■ Records to use:
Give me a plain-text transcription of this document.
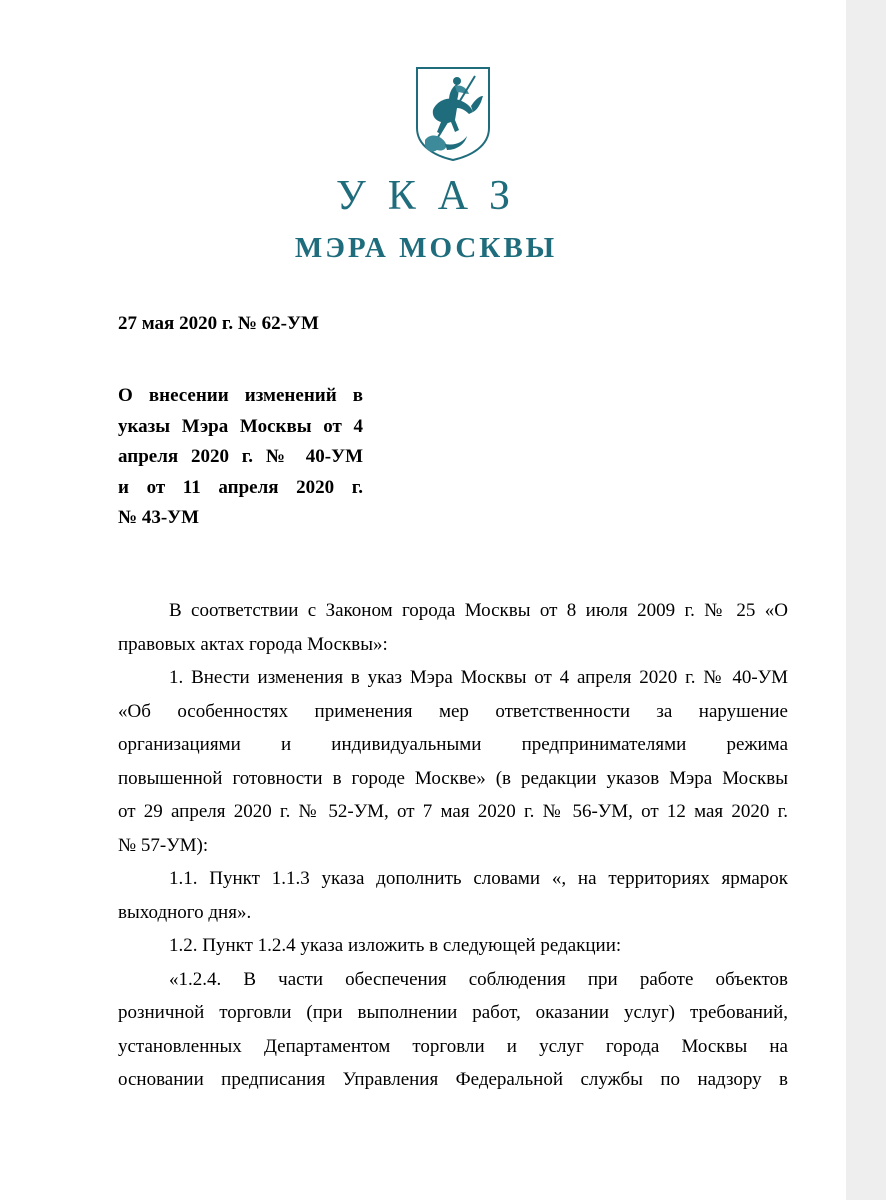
УКАЗ
МЭРА МОСКВЫ
27 мая 2020 г. № 62-УМ
О внесении изменений в
указы Мэра Москвы от 4
апреля 2020 г. № 40-УМ
и от 11 апреля 2020 г.
№ 43-УМ
В соответствии с Законом города Москвы от 8 июля 2009 г. № 25 «О
правовых актах города Москвы»:
1. Внести изменения в указ Мэра Москвы от 4 апреля 2020 г. № 40-УМ
«Об особенностях применения мер ответственности за нарушение
организациями и индивидуальными предпринимателями режима
повышенной готовности в городе Москве» (в редакции указов Мэра Москвы
от 29 апреля 2020 г. № 52-УМ, от 7 мая 2020 г. № 56-УМ, от 12 мая 2020 г.
№ 57-УМ):
1.1. Пункт 1.1.3 указа дополнить словами «, на территориях ярмарок
выходного дня».
1.2. Пункт 1.2.4 указа изложить в следующей редакции:
«1.2.4. В части обеспечения соблюдения при работе объектов
розничной торговли (при выполнении работ, оказании услуг) требований,
установленных Департаментом торговли и услуг города Москвы на
основании предписания Управления Федеральной службы по надзору в
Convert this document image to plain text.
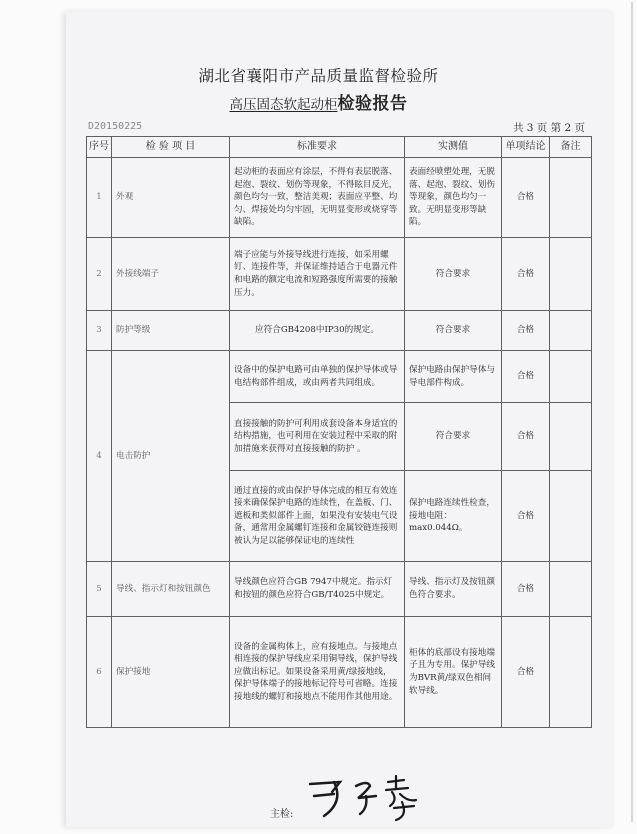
湖北省襄阳市产品质量监督检验所
高压固态软起动柜检验报告
D20150225	共 3 页 第 2 页
序号	检 验 项 目	标准要求	实测值	单项结论	备注
1	外观	起动柜的表面应有涂层，不得有表层脱落、起泡、裂纹、划伤等现象，不得眩目反光，颜色均匀一致，整洁美观；表面应平整、均匀、焊接处均匀牢固，无明显变形或烧穿等缺陷。	表面经喷塑处理，无脱落、起泡、裂纹、划伤等现象，颜色均匀一致。无明显变形等缺陷。	合格	
2	外接线端子	端子应能与外接导线进行连接，如采用螺钉、连接件等，并保证维持适合于电器元件和电路的额定电流和短路强度所需要的接触压力。	符合要求	合格	
3	防护等级	应符合GB4208中IP30的规定。	符合要求	合格	
4	电击防护	设备中的保护电路可由单独的保护导体或导电结构部件组成，或由两者共同组成。	保护电路由保护导体与导电部件构成。	合格	
		直接接触的防护可利用成套设备本身适宜的结构措施，也可利用在安装过程中采取的附加措施来获得对直接接触的防护 。	符合要求	合格	
		通过直接的或由保护导体完成的相互有效连接来确保保护电路的连续性，在盖板、门、遮板和类似部件上面，如果没有安装电气设备，通常用金属螺钉连接和金属铰链连接则被认为足以能够保证电的连续性	保护电路连续性检查，接地电阻：max0.044Ω。	合格	
5	导线、指示灯和按钮颜色	导线颜色应符合GB 7947中规定。指示灯和按钮的颜色应符合GB/T4025中规定。	导线、指示灯及按钮颜色符合要求。	合格	
6	保护接地	设备的金属构体上，应有接地点。与接地点相连接的保护导线应采用铜导线，保护导线应做出标记。如果设备采用黄/绿接地线，保护导体端子的接地标记符号可省略。连接接地线的螺钉和接地点不能用作其他用途。	柜体的底部设有接地端子且为专用。保护导线为BVR黄/绿双色相间软导线。	合格	
主检:
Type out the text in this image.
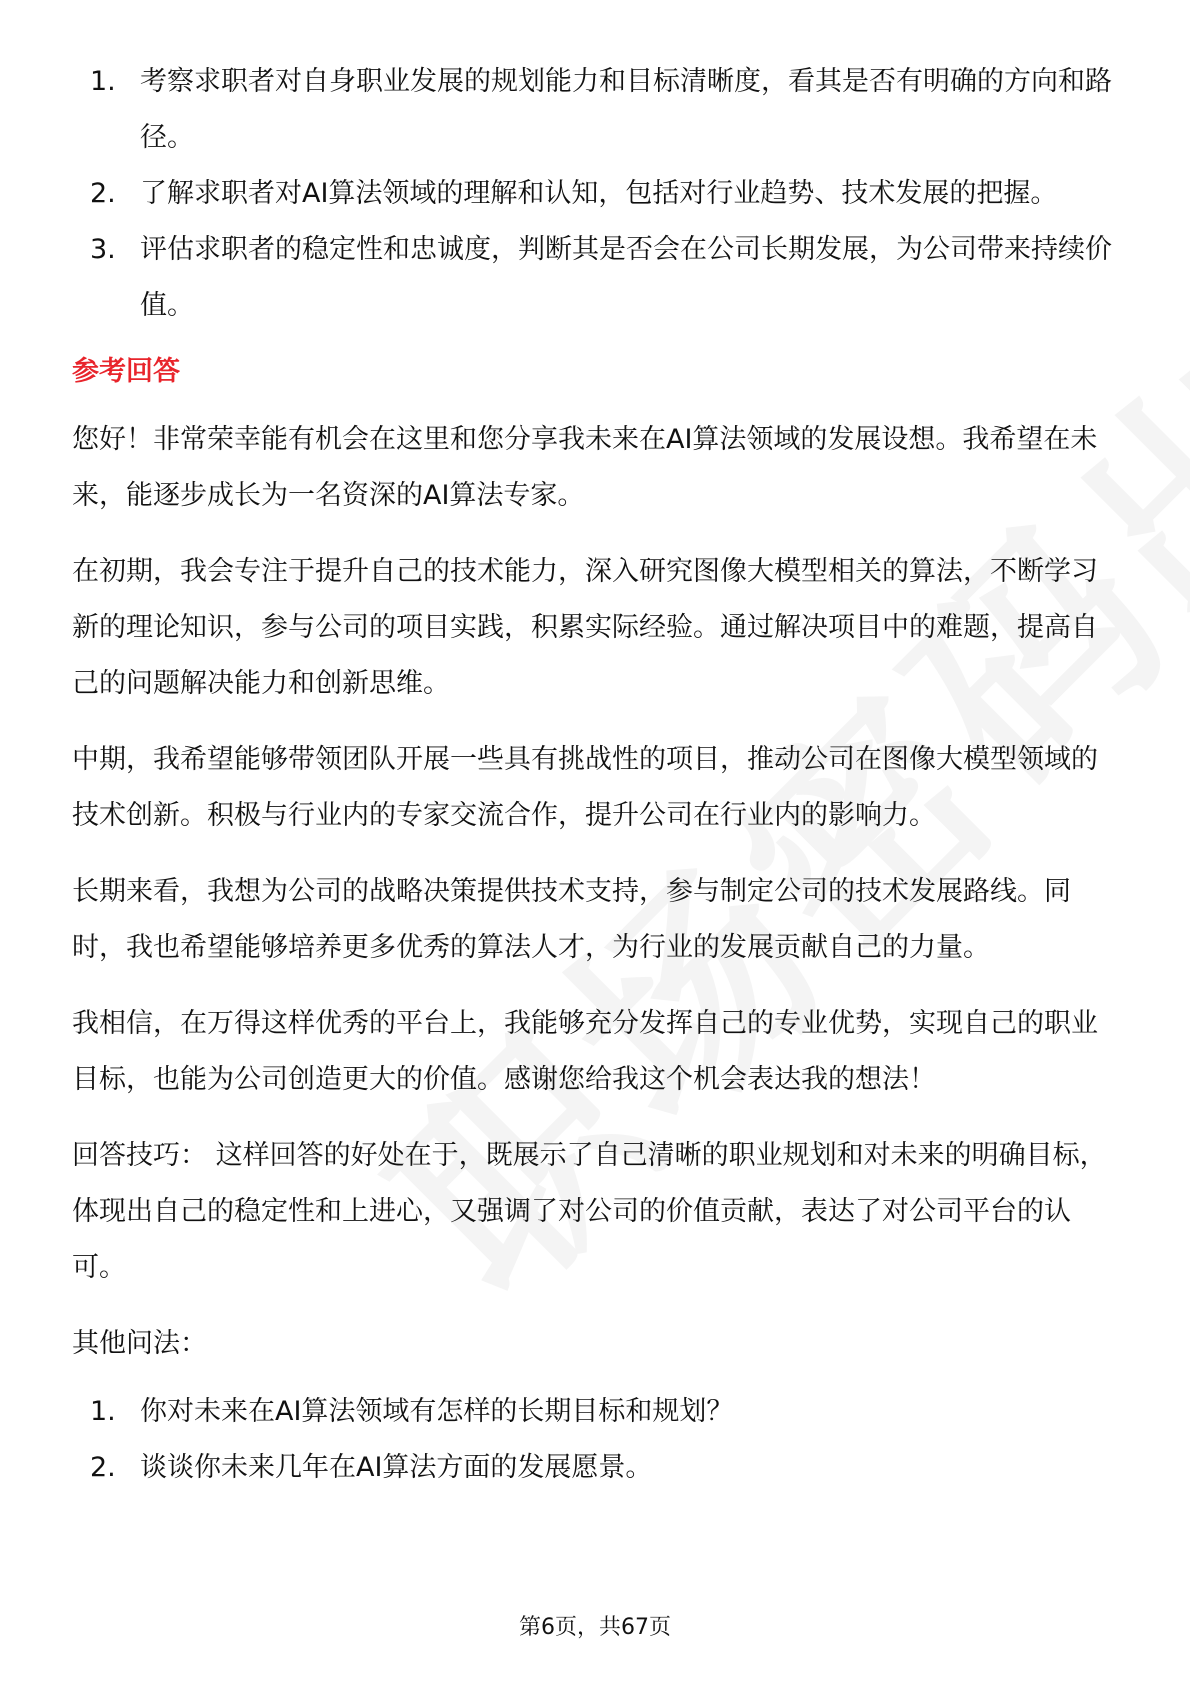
1. 考察求职者对自身职业发展的规划能力和目标清晰度，看其是否有明确的方向和路径。
2. 了解求职者对AI算法领域的理解和认知，包括对行业趋势、技术发展的把握。
3. 评估求职者的稳定性和忠诚度，判断其是否会在公司长期发展，为公司带来持续价值。
参考回答

您好！非常荣幸能有机会在这里和您分享我未来在AI算法领域的发展设想。我希望在未来，能逐步成长为一名资深的AI算法专家。

在初期，我会专注于提升自己的技术能力，深入研究图像大模型相关的算法，不断学习新的理论知识，参与公司的项目实践，积累实际经验。通过解决项目中的难题，提高自己的问题解决能力和创新思维。

中期，我希望能够带领团队开展一些具有挑战性的项目，推动公司在图像大模型领域的技术创新。积极与行业内的专家交流合作，提升公司在行业内的影响力。

长期来看，我想为公司的战略决策提供技术支持，参与制定公司的技术发展路线。同时，我也希望能够培养更多优秀的算法人才，为行业的发展贡献自己的力量。

我相信，在万得这样优秀的平台上，我能够充分发挥自己的专业优势，实现自己的职业目标，也能为公司创造更大的价值。感谢您给我这个机会表达我的想法！

回答技巧： 这样回答的好处在于，既展示了自己清晰的职业规划和对未来的明确目标，体现出自己的稳定性和上进心，又强调了对公司的价值贡献，表达了对公司平台的认可。

其他问法：

1. 你对未来在AI算法领域有怎样的长期目标和规划？
2. 谈谈你未来几年在AI算法方面的发展愿景。
第6页，共67页
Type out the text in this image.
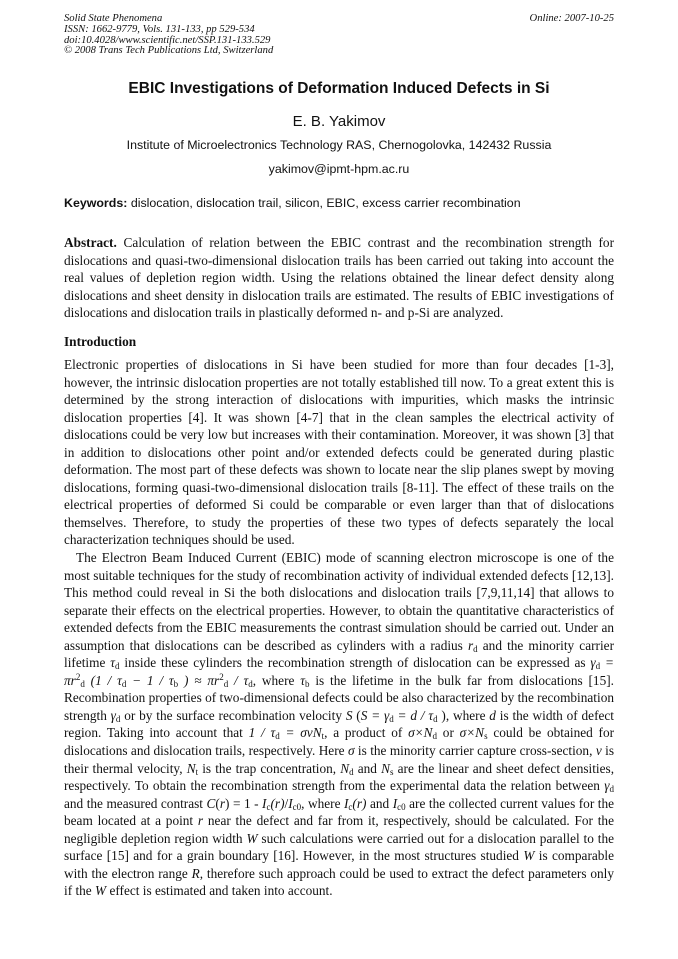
Solid State Phenomena
ISSN: 1662-9779, Vols. 131-133, pp 529-534
doi:10.4028/www.scientific.net/SSP.131-133.529
© 2008 Trans Tech Publications Ltd, Switzerland
Online: 2007-10-25
EBIC Investigations of Deformation Induced Defects in Si
E. B. Yakimov
Institute of Microelectronics Technology RAS, Chernogolovka, 142432 Russia
yakimov@ipmt-hpm.ac.ru
Keywords: dislocation, dislocation trail, silicon, EBIC, excess carrier recombination

Abstract. Calculation of relation between the EBIC contrast and the recombination strength for dislocations and quasi-two-dimensional dislocation trails has been carried out taking into account the real values of depletion region width. Using the relations obtained the linear defect density along dislocations and sheet density in dislocation trails are estimated. The results of EBIC investigations of dislocations and dislocation trails in plastically deformed n- and p-Si are analyzed.

Introduction

Electronic properties of dislocations in Si have been studied for more than four decades [1-3], however, the intrinsic dislocation properties are not totally established till now. To a great extent this is determined by the strong interaction of dislocations with impurities, which masks the intrinsic dislocation properties [4]. It was shown [4-7] that in the clean samples the electrical activity of dislocations could be very low but increases with their contamination. Moreover, it was shown [3] that in addition to dislocations other point and/or extended defects could be generated during plastic deformation. The most part of these defects was shown to locate near the slip planes swept by moving dislocations, forming quasi-two-dimensional dislocation trails [8-11]. The effect of these trails on the electrical properties of deformed Si could be comparable or even larger than that of dislocations themselves. Therefore, to study the properties of these two types of defects separately the local characterization techniques should be used.

The Electron Beam Induced Current (EBIC) mode of scanning electron microscope is one of the most suitable techniques for the study of recombination activity of individual extended defects [12,13]. This method could reveal in Si the both dislocations and dislocation trails [7,9,11,14] that allows to separate their effects on the electrical properties. However, to obtain the quantitative characteristics of extended defects from the EBIC measurements the contrast simulation should be carried out. Under an assumption that dislocations can be described as cylinders with a radius $r_d$ and the minority carrier lifetime $\tau_d$ inside these cylinders the recombination strength of dislocation can be expressed as $\gamma_d = \pi r^2_d$ ($1 / \tau_d - 1 / \tau_b$ ) ≈ $\pi r^2_d / \tau_d$, where $\tau_b$ is the lifetime in the bulk far from dislocations [15]. Recombination properties of two-dimensional defects could be also characterized by the recombination strength $\gamma_d$ or by the surface recombination velocity S ($S = \gamma_d = d / \tau_d$ ), where d is the width of defect region. Taking into account that $1 / \tau_d = \sigma vN_t$, a product of $\sigma\times N_d$ or $\sigma\times N_s$ could be obtained for dislocations and dislocation trails, respectively. Here σ is the minority carrier capture cross-section, v is their thermal velocity, $N_t$ is the trap concentration, $N_d$ and $N_s$ are the linear and sheet defect densities, respectively. To obtain the recombination strength from the experimental data the relation between $\gamma_d$ and the measured contrast $C(r) = 1 - I_c(r)/I_{c0}$, where $I_c(r)$ and $I_{c0}$ are the collected current values for the beam located at a point r near the defect and far from it, respectively, should be calculated. For the negligible depletion region width W such calculations were carried out for a dislocation parallel to the surface [15] and for a grain boundary [16]. However, in the most structures studied W is comparable with the electron range R, therefore such approach could be used to extract the defect parameters only if the W effect is estimated and taken into account.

■ Direction:
Tally up the lines in the records that contain the word "торговли" and give only the total.

■ Response to the task:
2